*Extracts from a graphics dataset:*
----
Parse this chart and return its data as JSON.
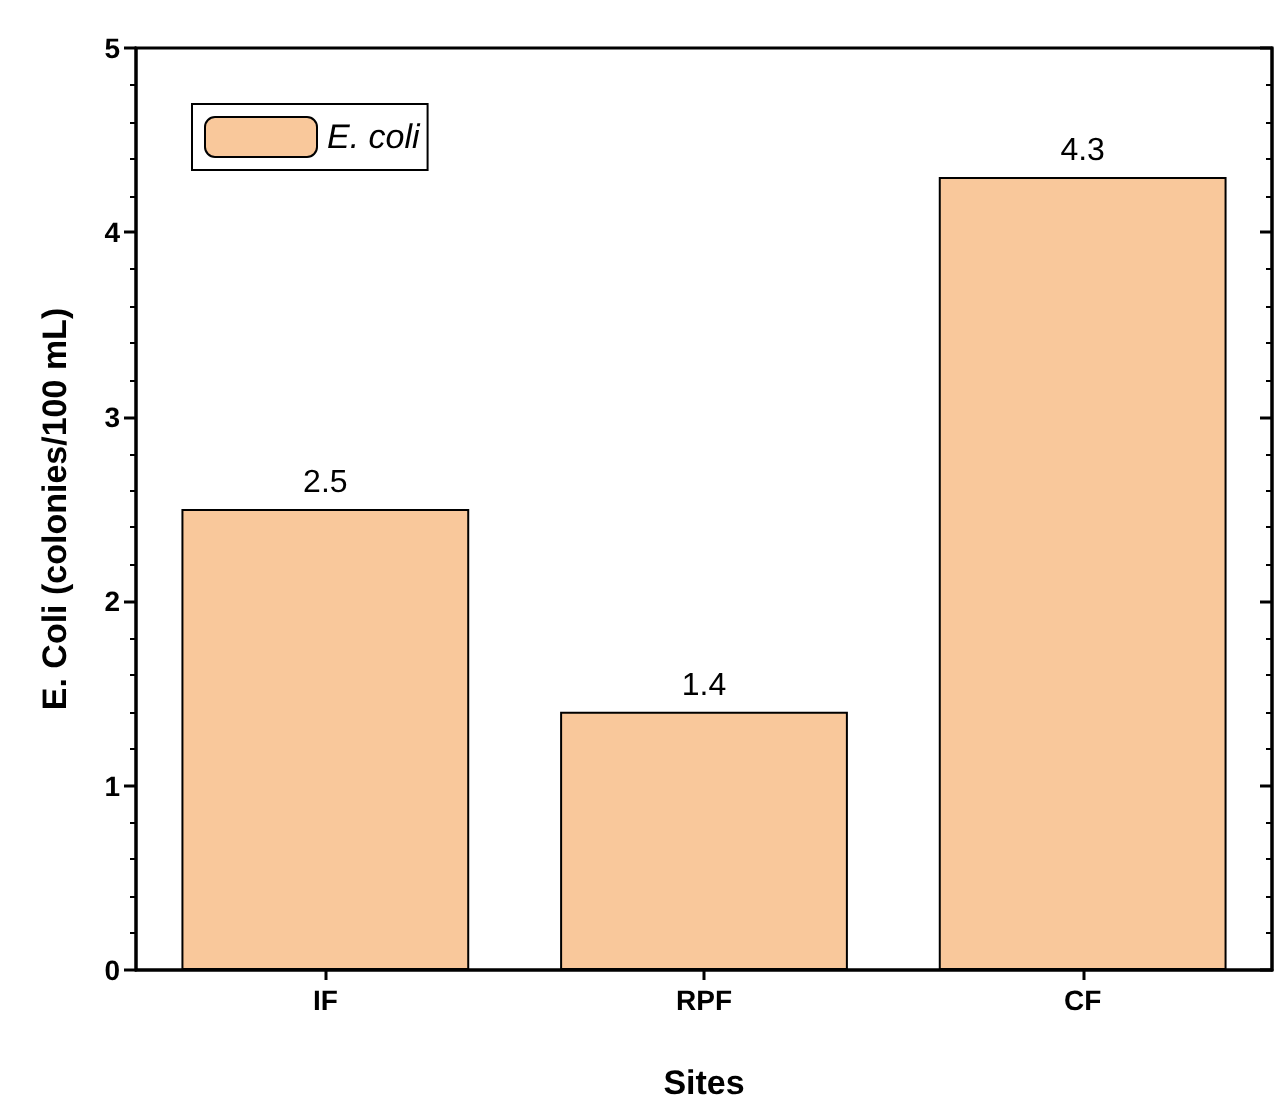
{
  "chart_data": {
    "type": "bar",
    "xlabel": "Sites",
    "ylabel": "E. Coli (colonies/100 mL)",
    "categories": [
      "IF",
      "RPF",
      "CF"
    ],
    "series": [
      {
        "name": "E. coli",
        "color": "#f9c89b",
        "values": [
          2.5,
          1.4,
          4.3
        ]
      }
    ],
    "ylim": [
      0,
      5
    ],
    "yticks": [
      0,
      1,
      2,
      3,
      4,
      5
    ],
    "data_labels": true,
    "legend": "top left",
    "grid": false
  }
}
----
*WHAT YOU NEED TO DO:* Pictures in the data above should not be copied; transcribe everything else exactly.

*RESULT BELOW:*
Parse this chart and return its data as JSON.
{
  "chart_data": {
    "type": "bar",
    "xlabel": "Sites",
    "ylabel": "E. Coli (colonies/100 mL)",
    "categories": [
      "IF",
      "RPF",
      "CF"
    ],
    "series": [
      {
        "name": "E. coli",
        "color": "#f9c89b",
        "values": [
          2.5,
          1.4,
          4.3
        ]
      }
    ],
    "ylim": [
      0,
      5
    ],
    "yticks": [
      0,
      1,
      2,
      3,
      4,
      5
    ],
    "data_labels": true,
    "legend": "top left",
    "grid": false
  }
}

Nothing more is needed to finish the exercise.